Records contained in a dataset:
----------------

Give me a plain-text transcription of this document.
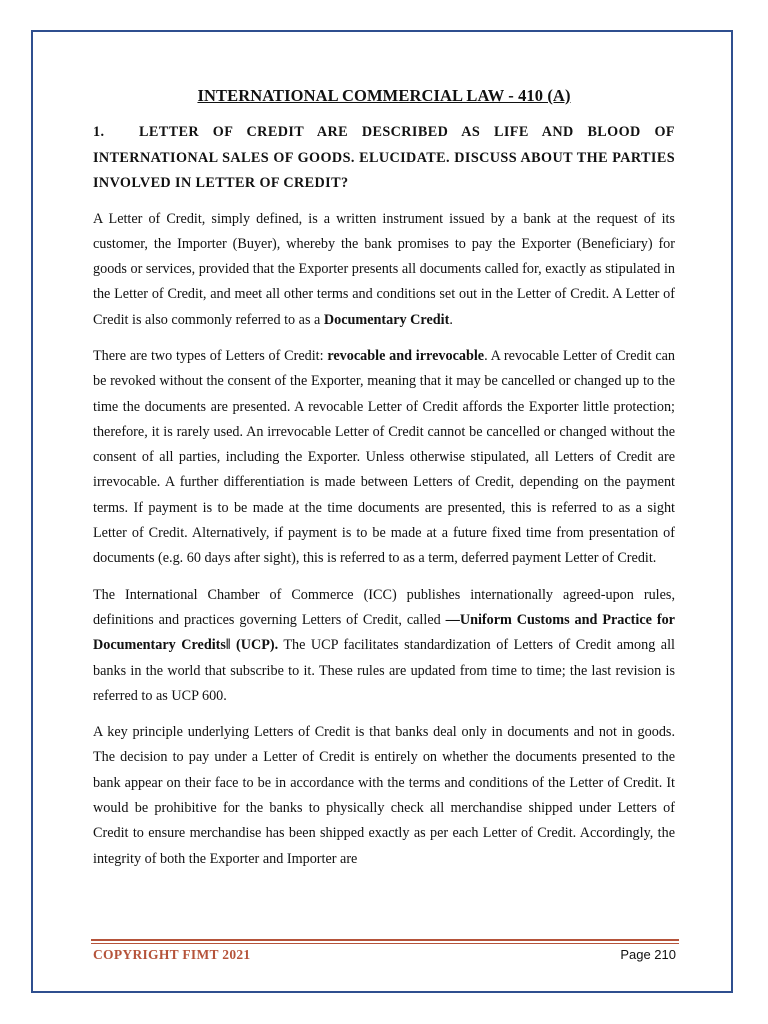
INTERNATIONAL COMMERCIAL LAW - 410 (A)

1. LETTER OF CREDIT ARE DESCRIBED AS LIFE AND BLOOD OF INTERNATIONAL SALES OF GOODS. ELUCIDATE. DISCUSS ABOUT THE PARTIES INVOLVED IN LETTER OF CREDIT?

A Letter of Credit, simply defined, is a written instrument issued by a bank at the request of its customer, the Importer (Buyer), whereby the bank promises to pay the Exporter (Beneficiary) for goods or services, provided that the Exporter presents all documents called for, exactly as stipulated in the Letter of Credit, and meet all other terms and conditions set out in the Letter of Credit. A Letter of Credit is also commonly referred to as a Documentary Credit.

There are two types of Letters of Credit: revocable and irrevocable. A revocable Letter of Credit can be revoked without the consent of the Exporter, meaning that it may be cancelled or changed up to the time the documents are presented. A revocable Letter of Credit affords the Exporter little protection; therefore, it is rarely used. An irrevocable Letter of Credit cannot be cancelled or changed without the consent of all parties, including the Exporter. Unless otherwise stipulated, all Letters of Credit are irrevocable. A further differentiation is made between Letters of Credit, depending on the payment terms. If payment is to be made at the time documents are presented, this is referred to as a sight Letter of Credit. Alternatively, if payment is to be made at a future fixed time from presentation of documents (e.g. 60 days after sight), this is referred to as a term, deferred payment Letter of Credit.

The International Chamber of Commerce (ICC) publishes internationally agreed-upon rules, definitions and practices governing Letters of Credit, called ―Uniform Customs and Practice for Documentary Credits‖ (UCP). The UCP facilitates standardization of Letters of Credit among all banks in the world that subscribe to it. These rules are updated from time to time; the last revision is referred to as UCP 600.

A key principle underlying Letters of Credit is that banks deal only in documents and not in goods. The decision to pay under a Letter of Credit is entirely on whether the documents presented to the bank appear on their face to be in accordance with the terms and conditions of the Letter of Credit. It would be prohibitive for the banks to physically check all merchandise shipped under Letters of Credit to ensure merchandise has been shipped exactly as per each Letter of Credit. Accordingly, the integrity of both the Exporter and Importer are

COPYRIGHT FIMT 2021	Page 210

----------------

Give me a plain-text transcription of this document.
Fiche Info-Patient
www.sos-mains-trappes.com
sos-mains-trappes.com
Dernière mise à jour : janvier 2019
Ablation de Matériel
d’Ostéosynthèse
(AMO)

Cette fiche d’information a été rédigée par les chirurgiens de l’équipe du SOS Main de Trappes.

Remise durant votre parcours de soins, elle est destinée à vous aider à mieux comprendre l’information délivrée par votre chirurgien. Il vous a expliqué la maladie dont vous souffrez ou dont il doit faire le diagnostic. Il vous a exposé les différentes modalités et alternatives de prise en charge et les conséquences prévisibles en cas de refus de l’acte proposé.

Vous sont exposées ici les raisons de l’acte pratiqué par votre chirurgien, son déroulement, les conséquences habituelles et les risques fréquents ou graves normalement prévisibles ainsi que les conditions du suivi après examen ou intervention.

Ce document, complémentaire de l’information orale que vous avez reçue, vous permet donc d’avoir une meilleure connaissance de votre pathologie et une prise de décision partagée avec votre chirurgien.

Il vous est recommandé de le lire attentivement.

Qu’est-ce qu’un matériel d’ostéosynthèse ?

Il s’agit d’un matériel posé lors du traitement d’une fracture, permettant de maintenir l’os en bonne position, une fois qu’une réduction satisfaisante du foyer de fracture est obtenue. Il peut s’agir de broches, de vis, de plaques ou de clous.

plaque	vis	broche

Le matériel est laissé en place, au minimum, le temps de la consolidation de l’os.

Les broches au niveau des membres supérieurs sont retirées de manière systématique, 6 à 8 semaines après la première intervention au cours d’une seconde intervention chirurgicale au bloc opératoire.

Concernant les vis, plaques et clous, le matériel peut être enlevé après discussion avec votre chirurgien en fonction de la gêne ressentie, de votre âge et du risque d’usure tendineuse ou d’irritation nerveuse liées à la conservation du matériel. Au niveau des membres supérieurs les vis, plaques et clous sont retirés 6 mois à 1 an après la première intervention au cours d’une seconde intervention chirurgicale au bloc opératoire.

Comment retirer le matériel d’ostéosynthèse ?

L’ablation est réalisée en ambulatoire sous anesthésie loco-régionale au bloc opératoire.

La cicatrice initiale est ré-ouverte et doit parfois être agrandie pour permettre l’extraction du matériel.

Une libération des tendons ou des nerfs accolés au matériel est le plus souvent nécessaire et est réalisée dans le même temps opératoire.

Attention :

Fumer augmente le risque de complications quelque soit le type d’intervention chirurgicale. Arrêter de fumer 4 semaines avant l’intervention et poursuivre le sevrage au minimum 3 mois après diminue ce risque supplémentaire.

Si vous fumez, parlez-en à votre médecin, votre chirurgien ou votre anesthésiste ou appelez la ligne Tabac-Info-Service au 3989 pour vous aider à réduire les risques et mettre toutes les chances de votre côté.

----------------

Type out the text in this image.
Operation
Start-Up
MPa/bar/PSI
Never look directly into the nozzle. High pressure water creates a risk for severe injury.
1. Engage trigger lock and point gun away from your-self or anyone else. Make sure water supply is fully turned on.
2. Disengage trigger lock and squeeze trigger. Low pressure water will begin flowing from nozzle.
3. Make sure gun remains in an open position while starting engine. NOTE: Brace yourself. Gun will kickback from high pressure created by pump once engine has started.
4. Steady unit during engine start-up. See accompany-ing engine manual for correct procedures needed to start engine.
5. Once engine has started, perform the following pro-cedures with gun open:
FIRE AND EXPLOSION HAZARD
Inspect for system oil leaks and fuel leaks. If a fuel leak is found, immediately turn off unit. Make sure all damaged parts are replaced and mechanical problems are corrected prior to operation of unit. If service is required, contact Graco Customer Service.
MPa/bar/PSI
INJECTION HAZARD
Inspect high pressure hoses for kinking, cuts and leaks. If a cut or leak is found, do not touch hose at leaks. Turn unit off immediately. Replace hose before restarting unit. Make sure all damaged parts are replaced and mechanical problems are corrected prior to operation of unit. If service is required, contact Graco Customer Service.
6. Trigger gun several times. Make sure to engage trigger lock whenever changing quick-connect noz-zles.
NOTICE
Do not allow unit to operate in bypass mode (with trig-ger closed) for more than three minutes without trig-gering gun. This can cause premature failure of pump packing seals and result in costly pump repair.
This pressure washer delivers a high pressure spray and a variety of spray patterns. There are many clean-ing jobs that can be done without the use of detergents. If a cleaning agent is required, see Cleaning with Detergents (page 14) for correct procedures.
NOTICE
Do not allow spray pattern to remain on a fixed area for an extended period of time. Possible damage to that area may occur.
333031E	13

----------------

→ **GOAL OF THE EXERCISE**
In the records above, find the lines containing "prévisibles" and copy them.

→ **TASK RESULT**
Remise durant votre parcours de soins, elle est destinée à vous aider à mieux comprendre l’information délivrée par votre chirurgien. Il vous a expliqué la maladie dont vous souffrez ou dont il doit faire le diagnostic. Il vous a exposé les différentes modalités et alternatives de prise en charge et les conséquences prévisibles en cas de refus de l’acte proposé.
Vous sont exposées ici les raisons de l’acte pratiqué par votre chirurgien, son déroulement, les conséquences habituelles et les risques fréquents ou graves normalement prévisibles ainsi que les conditions du suivi après examen ou intervention.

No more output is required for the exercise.